Dataset records —
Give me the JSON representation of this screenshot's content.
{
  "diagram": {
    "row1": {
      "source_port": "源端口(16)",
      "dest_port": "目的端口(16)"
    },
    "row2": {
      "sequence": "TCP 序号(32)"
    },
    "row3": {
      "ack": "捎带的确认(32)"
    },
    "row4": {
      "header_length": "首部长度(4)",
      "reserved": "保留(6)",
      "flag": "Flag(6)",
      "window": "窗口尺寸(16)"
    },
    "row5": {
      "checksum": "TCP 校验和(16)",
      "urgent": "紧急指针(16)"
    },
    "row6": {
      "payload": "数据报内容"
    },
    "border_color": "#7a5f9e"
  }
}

Requirements —
Reproduce the data, keeping every line exactly the same.

Worked solution —
Give me the JSON representation of this screenshot's content.
{
  "diagram": {
    "row1": {
      "source_port": "源端口(16)",
      "dest_port": "目的端口(16)"
    },
    "row2": {
      "sequence": "TCP 序号(32)"
    },
    "row3": {
      "ack": "捎带的确认(32)"
    },
    "row4": {
      "header_length": "首部长度(4)",
      "reserved": "保留(6)",
      "flag": "Flag(6)",
      "window": "窗口尺寸(16)"
    },
    "row5": {
      "checksum": "TCP 校验和(16)",
      "urgent": "紧急指针(16)"
    },
    "row6": {
      "payload": "数据报内容"
    },
    "border_color": "#7a5f9e"
  }
}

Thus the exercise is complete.